§ YOUR INSTRUCTIONS: Within the material below, find each line bearing the word "object" and present it.

§ WORKING DATA:
# # #

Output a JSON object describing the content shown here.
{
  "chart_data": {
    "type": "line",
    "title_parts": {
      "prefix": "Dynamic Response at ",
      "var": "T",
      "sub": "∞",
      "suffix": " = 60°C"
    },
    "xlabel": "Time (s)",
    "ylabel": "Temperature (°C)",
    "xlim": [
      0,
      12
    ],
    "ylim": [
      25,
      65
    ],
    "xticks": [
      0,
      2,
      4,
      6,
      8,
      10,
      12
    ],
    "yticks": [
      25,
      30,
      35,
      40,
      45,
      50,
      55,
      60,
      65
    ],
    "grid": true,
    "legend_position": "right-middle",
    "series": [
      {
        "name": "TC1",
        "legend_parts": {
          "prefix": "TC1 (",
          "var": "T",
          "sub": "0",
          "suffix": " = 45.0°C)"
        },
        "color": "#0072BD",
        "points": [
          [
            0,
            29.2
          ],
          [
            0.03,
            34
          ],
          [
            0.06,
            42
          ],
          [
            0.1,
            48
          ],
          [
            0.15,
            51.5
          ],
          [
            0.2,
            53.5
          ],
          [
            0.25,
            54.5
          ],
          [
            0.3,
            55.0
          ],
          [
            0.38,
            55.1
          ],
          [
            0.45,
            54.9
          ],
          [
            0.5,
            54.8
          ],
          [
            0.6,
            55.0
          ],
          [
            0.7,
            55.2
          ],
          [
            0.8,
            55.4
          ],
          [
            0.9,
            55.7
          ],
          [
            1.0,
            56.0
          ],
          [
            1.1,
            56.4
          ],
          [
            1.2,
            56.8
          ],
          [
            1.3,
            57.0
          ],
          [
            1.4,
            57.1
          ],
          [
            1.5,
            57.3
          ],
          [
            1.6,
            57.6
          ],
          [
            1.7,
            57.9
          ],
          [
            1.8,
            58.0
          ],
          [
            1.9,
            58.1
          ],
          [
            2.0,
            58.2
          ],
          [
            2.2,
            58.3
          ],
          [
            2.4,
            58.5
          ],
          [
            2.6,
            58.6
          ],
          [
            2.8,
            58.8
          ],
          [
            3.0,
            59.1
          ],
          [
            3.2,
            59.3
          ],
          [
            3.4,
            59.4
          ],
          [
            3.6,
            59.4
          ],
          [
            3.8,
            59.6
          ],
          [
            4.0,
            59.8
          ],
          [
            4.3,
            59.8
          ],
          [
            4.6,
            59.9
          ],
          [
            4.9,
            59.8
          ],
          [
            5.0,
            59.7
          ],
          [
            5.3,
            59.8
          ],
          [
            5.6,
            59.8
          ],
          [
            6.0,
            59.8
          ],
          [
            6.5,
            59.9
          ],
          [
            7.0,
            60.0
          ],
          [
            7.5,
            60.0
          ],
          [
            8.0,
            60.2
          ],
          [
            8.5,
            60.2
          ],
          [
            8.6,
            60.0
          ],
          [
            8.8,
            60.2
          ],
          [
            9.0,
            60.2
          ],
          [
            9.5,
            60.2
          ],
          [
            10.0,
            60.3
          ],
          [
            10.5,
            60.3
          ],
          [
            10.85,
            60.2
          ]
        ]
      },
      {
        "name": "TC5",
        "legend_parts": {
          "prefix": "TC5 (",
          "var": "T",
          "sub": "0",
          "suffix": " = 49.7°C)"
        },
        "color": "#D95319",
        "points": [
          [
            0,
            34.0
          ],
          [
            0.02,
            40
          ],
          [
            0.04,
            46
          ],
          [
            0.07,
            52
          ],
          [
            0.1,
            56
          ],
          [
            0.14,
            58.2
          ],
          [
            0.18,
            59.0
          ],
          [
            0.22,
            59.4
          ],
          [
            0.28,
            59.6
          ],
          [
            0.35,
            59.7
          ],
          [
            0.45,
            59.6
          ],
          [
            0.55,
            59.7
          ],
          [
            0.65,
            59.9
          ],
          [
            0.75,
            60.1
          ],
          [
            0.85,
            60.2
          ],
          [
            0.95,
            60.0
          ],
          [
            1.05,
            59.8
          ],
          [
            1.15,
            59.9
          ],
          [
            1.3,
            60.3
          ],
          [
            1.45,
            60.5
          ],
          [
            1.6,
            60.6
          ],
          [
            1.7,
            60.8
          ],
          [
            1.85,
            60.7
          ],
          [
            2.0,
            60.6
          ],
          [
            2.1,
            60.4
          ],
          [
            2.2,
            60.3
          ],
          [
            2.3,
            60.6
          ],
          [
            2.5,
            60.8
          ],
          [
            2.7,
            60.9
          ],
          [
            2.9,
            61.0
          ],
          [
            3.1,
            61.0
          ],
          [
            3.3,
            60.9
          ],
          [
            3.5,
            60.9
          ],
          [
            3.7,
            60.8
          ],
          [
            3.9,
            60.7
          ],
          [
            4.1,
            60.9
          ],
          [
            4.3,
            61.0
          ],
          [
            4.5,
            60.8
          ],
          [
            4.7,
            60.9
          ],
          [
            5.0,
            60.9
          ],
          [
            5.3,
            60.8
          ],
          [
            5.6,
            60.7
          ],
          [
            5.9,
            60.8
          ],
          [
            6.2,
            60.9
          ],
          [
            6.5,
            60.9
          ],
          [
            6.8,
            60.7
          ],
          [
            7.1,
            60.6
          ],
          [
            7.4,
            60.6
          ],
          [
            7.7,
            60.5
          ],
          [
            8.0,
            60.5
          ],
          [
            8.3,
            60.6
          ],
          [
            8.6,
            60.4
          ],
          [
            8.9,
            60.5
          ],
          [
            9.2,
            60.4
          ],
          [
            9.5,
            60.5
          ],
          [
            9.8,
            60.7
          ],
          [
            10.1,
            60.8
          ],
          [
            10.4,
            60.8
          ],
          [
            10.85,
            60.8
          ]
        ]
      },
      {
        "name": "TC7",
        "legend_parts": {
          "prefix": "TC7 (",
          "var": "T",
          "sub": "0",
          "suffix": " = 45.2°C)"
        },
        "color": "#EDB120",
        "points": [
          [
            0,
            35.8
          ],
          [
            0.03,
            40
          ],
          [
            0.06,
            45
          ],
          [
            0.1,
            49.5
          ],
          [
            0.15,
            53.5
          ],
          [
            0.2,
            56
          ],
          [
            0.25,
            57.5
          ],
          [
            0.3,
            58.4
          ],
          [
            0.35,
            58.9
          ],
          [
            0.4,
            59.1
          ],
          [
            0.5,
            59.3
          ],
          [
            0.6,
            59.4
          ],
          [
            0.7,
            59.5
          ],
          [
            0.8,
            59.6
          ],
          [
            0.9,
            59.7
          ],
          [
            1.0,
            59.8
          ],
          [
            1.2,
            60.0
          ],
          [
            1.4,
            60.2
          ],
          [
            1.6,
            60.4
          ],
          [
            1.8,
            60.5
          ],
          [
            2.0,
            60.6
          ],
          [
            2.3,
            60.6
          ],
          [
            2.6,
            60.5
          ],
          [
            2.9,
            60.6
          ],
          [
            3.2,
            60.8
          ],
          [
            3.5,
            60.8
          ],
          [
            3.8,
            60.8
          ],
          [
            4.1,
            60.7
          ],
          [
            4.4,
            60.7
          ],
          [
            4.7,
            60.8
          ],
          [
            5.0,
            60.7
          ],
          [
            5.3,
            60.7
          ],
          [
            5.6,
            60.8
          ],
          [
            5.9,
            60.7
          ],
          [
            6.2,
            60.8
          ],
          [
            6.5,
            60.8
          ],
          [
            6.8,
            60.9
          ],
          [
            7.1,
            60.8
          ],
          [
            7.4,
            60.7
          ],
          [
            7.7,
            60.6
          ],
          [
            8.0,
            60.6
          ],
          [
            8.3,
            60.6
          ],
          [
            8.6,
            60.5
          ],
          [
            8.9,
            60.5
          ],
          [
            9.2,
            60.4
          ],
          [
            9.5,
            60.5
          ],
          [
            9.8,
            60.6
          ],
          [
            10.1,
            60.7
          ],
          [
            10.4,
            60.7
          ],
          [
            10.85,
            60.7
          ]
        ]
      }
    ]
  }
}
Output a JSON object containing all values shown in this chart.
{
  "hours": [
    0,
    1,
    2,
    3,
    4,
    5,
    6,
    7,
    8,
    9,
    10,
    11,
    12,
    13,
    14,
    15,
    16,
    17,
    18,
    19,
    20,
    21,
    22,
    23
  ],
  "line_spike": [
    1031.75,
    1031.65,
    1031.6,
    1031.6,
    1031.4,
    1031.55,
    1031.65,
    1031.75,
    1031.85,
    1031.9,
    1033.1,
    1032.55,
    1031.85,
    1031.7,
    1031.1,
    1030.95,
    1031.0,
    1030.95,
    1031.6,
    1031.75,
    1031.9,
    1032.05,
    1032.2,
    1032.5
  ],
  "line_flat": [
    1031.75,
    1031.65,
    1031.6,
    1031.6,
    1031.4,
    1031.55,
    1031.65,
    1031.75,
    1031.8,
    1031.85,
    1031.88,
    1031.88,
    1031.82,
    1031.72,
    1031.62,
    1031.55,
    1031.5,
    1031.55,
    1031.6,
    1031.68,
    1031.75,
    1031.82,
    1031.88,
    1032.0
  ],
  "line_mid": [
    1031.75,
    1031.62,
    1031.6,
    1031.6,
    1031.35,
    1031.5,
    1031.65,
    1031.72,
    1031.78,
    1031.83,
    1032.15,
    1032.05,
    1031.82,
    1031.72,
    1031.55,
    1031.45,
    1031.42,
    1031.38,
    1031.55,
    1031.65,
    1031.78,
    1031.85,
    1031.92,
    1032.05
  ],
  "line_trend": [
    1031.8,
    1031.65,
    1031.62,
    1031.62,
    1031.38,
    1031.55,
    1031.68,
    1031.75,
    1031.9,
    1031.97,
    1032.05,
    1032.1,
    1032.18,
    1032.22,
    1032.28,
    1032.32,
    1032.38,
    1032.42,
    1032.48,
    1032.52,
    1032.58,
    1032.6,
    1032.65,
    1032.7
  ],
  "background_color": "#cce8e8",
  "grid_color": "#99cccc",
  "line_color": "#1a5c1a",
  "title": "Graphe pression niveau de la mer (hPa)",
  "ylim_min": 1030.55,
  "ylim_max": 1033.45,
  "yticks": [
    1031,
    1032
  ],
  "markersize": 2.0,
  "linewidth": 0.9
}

# # #

§ OUTPUT:
Output a JSON object describing the content shown here.
Output a JSON object containing all values shown in this chart.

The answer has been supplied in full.